Saved data entries:
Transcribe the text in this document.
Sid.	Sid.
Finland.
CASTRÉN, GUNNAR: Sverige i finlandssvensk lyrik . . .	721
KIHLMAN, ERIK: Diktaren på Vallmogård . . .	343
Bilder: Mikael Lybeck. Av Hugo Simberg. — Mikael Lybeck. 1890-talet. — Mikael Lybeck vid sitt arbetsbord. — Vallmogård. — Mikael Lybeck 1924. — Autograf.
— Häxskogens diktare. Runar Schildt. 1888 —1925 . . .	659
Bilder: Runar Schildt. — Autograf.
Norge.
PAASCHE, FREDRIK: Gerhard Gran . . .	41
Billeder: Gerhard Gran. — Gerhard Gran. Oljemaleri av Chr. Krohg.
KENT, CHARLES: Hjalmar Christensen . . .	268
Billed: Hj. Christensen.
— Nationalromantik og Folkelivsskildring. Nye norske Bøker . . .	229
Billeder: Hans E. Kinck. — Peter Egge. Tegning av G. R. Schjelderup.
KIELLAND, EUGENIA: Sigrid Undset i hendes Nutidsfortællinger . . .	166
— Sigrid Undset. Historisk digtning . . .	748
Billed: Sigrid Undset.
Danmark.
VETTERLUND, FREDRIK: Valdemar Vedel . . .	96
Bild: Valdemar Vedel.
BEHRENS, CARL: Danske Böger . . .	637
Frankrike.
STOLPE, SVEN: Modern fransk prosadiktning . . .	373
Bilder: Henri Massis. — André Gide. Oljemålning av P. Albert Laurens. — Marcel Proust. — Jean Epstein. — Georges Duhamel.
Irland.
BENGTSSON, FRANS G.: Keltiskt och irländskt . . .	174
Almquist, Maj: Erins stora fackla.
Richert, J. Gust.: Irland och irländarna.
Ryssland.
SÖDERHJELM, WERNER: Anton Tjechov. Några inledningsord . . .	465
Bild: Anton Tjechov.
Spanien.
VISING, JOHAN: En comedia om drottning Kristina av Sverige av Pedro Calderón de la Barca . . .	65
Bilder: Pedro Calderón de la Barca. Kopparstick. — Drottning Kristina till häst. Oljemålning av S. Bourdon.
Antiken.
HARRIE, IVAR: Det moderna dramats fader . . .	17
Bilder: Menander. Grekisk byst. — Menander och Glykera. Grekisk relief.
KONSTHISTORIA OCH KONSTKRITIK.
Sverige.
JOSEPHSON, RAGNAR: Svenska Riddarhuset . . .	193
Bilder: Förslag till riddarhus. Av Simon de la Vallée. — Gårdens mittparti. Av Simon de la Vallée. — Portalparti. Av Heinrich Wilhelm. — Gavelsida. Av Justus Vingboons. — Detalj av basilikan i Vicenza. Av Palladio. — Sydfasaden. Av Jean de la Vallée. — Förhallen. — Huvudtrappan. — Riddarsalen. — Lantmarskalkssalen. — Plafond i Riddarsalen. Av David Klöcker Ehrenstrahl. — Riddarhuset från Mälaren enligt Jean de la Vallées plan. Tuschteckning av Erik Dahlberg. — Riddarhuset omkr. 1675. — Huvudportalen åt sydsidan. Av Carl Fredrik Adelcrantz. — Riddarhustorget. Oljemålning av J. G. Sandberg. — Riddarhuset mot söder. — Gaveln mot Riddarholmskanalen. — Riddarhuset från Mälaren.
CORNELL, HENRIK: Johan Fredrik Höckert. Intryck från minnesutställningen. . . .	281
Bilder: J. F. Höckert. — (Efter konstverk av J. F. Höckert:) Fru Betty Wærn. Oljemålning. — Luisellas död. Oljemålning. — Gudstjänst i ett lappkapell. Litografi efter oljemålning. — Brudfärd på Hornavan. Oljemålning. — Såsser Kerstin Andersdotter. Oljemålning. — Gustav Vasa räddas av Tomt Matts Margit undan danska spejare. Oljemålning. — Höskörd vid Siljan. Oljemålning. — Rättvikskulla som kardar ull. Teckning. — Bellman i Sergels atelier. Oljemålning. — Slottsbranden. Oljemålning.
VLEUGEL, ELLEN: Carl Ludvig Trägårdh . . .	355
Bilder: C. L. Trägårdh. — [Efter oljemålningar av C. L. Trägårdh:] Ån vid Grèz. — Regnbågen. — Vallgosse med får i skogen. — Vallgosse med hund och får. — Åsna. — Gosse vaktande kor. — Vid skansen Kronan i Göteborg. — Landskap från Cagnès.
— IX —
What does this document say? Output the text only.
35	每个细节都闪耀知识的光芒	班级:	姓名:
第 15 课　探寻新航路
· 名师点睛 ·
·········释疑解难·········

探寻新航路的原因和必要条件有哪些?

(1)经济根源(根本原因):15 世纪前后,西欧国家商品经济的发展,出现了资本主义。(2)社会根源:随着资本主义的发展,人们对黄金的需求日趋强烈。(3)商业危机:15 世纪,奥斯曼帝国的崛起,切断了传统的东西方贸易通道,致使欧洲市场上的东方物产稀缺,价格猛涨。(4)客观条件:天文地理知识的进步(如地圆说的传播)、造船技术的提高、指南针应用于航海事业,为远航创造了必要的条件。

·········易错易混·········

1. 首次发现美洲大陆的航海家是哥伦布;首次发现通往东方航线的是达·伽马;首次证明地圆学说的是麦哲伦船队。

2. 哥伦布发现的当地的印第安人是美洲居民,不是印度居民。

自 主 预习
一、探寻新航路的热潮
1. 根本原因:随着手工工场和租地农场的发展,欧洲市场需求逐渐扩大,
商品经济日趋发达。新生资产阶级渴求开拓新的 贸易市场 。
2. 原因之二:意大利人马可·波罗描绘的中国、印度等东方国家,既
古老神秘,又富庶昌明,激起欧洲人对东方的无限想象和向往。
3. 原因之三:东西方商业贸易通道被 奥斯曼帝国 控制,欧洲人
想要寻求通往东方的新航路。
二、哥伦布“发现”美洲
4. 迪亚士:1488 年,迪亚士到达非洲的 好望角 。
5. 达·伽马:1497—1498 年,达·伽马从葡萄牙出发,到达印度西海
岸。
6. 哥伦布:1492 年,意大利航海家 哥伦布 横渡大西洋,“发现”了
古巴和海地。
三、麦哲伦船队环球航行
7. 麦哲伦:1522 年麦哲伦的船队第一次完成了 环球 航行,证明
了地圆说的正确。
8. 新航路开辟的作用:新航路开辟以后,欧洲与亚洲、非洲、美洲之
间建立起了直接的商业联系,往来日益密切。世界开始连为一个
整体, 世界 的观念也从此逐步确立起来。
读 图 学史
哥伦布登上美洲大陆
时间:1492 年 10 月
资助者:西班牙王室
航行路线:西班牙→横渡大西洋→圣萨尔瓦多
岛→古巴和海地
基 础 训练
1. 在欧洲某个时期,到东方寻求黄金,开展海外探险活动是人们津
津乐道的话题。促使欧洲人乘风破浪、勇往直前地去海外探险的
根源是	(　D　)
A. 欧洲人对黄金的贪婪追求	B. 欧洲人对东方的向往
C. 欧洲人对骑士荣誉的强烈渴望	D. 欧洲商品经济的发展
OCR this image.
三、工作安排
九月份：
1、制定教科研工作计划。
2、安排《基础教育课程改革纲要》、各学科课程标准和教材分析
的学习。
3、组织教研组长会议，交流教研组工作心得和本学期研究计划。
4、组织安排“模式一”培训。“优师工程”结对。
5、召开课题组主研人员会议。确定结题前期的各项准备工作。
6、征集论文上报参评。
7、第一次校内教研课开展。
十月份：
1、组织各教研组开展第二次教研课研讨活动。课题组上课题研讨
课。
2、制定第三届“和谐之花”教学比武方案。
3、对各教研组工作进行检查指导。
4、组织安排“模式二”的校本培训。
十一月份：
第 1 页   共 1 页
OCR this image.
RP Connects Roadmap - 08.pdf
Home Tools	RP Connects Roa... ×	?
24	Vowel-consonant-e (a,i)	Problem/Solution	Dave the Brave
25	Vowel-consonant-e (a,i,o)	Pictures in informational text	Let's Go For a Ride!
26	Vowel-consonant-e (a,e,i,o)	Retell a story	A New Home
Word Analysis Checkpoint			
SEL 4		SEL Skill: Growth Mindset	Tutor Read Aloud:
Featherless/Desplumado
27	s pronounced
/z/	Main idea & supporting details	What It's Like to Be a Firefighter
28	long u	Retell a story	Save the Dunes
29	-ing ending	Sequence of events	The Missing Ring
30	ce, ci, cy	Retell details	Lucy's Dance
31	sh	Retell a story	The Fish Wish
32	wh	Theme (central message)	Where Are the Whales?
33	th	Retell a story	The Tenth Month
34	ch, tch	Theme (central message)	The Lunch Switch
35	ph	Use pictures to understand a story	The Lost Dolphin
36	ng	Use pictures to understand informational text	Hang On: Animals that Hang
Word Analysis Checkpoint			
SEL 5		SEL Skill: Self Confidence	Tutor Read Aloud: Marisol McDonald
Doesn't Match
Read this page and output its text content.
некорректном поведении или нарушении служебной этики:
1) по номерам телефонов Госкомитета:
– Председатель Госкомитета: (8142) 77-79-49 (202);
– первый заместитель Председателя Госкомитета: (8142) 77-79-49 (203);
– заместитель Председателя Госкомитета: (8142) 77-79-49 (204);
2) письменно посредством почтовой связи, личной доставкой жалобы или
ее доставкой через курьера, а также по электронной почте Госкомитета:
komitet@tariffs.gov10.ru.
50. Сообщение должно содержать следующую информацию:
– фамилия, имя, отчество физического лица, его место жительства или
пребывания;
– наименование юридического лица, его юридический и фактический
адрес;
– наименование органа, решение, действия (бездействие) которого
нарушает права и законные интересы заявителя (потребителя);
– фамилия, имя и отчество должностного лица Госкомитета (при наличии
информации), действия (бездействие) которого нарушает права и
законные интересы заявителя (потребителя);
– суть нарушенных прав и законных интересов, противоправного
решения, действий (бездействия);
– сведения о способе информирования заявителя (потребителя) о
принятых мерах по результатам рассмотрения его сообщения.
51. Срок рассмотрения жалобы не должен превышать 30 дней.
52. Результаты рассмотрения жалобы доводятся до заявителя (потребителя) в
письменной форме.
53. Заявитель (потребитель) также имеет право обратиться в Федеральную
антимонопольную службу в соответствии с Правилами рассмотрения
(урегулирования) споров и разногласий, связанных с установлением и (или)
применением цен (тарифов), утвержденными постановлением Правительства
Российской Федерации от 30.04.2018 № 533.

**WHAT TO PRODUCE**
Lines holding the word "understand" should be counted across the entries; state only how many there are.

**SOLUTION FOR THIS PROBLEM**
2